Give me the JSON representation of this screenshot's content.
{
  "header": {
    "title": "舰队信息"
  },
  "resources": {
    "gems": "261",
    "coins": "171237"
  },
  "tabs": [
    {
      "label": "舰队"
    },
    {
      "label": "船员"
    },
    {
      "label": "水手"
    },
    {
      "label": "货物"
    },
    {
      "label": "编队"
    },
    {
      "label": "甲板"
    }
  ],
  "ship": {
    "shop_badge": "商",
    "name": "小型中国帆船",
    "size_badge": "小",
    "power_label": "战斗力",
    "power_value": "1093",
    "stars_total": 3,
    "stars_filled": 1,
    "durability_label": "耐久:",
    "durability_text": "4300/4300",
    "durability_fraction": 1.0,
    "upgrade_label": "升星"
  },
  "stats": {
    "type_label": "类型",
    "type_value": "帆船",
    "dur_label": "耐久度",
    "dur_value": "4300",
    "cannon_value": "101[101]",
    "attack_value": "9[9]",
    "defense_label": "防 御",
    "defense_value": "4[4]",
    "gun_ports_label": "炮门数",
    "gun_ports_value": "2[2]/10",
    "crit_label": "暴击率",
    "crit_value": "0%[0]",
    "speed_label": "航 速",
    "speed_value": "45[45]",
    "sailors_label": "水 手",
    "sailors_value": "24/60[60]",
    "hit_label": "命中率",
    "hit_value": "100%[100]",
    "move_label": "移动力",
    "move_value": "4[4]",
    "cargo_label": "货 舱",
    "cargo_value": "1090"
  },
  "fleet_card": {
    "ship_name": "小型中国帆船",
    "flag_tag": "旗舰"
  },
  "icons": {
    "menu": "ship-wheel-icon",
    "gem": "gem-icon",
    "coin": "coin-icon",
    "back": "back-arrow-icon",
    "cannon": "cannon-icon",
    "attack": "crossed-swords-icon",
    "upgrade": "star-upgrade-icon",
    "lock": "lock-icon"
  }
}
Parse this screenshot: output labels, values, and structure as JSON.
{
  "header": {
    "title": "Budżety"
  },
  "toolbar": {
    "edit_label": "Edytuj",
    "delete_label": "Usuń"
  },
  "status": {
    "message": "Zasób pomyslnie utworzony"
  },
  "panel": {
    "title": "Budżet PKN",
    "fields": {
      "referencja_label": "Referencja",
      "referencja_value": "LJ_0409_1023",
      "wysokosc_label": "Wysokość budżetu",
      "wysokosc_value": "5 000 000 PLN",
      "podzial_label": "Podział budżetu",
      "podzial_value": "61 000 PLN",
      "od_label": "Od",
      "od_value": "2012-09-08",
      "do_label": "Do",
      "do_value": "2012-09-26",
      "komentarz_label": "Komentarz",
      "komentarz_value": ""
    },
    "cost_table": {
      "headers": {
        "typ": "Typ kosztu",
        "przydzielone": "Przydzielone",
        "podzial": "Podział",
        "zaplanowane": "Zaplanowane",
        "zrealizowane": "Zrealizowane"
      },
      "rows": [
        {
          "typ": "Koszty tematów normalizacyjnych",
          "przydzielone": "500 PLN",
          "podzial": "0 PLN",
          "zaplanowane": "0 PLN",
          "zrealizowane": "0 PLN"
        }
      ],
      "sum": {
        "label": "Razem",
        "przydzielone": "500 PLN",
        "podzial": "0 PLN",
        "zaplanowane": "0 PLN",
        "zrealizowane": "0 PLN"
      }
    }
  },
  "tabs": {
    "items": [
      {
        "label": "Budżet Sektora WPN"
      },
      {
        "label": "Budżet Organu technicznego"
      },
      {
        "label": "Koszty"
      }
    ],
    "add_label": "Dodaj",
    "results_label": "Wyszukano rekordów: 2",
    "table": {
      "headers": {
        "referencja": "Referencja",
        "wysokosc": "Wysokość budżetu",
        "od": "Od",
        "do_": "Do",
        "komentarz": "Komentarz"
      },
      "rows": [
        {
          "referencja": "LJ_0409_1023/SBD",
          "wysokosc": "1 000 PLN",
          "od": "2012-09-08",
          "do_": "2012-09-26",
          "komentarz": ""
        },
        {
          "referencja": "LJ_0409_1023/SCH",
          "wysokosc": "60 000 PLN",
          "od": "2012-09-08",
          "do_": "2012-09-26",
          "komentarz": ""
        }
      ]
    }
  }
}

[WRITTEN TASK]: Word for word, write out the data.

[TASK RESPONSE]:
Give me the JSON representation of this screenshot's content.
{
  "header": {
    "title": "舰队信息"
  },
  "resources": {
    "gems": "261",
    "coins": "171237"
  },
  "tabs": [
    {
      "label": "舰队"
    },
    {
      "label": "船员"
    },
    {
      "label": "水手"
    },
    {
      "label": "货物"
    },
    {
      "label": "编队"
    },
    {
      "label": "甲板"
    }
  ],
  "ship": {
    "shop_badge": "商",
    "name": "小型中国帆船",
    "size_badge": "小",
    "power_label": "战斗力",
    "power_value": "1093",
    "stars_total": 3,
    "stars_filled": 1,
    "durability_label": "耐久:",
    "durability_text": "4300/4300",
    "durability_fraction": 1.0,
    "upgrade_label": "升星"
  },
  "stats": {
    "type_label": "类型",
    "type_value": "帆船",
    "dur_label": "耐久度",
    "dur_value": "4300",
    "cannon_value": "101[101]",
    "attack_value": "9[9]",
    "defense_label": "防 御",
    "defense_value": "4[4]",
    "gun_ports_label": "炮门数",
    "gun_ports_value": "2[2]/10",
    "crit_label": "暴击率",
    "crit_value": "0%[0]",
    "speed_label": "航 速",
    "speed_value": "45[45]",
    "sailors_label": "水 手",
    "sailors_value": "24/60[60]",
    "hit_label": "命中率",
    "hit_value": "100%[100]",
    "move_label": "移动力",
    "move_value": "4[4]",
    "cargo_label": "货 舱",
    "cargo_value": "1090"
  },
  "fleet_card": {
    "ship_name": "小型中国帆船",
    "flag_tag": "旗舰"
  },
  "icons": {
    "menu": "ship-wheel-icon",
    "gem": "gem-icon",
    "coin": "coin-icon",
    "back": "back-arrow-icon",
    "cannon": "cannon-icon",
    "attack": "crossed-swords-icon",
    "upgrade": "star-upgrade-icon",
    "lock": "lock-icon"
  }
}
Parse this screenshot: output labels, values, and structure as JSON.
{
  "header": {
    "title": "Budżety"
  },
  "toolbar": {
    "edit_label": "Edytuj",
    "delete_label": "Usuń"
  },
  "status": {
    "message": "Zasób pomyslnie utworzony"
  },
  "panel": {
    "title": "Budżet PKN",
    "fields": {
      "referencja_label": "Referencja",
      "referencja_value": "LJ_0409_1023",
      "wysokosc_label": "Wysokość budżetu",
      "wysokosc_value": "5 000 000 PLN",
      "podzial_label": "Podział budżetu",
      "podzial_value": "61 000 PLN",
      "od_label": "Od",
      "od_value": "2012-09-08",
      "do_label": "Do",
      "do_value": "2012-09-26",
      "komentarz_label": "Komentarz",
      "komentarz_value": ""
    },
    "cost_table": {
      "headers": {
        "typ": "Typ kosztu",
        "przydzielone": "Przydzielone",
        "podzial": "Podział",
        "zaplanowane": "Zaplanowane",
        "zrealizowane": "Zrealizowane"
      },
      "rows": [
        {
          "typ": "Koszty tematów normalizacyjnych",
          "przydzielone": "500 PLN",
          "podzial": "0 PLN",
          "zaplanowane": "0 PLN",
          "zrealizowane": "0 PLN"
        }
      ],
      "sum": {
        "label": "Razem",
        "przydzielone": "500 PLN",
        "podzial": "0 PLN",
        "zaplanowane": "0 PLN",
        "zrealizowane": "0 PLN"
      }
    }
  },
  "tabs": {
    "items": [
      {
        "label": "Budżet Sektora WPN"
      },
      {
        "label": "Budżet Organu technicznego"
      },
      {
        "label": "Koszty"
      }
    ],
    "add_label": "Dodaj",
    "results_label": "Wyszukano rekordów: 2",
    "table": {
      "headers": {
        "referencja": "Referencja",
        "wysokosc": "Wysokość budżetu",
        "od": "Od",
        "do_": "Do",
        "komentarz": "Komentarz"
      },
      "rows": [
        {
          "referencja": "LJ_0409_1023/SBD",
          "wysokosc": "1 000 PLN",
          "od": "2012-09-08",
          "do_": "2012-09-26",
          "komentarz": ""
        },
        {
          "referencja": "LJ_0409_1023/SCH",
          "wysokosc": "60 000 PLN",
          "od": "2012-09-08",
          "do_": "2012-09-26",
          "komentarz": ""
        }
      ]
    }
  }
}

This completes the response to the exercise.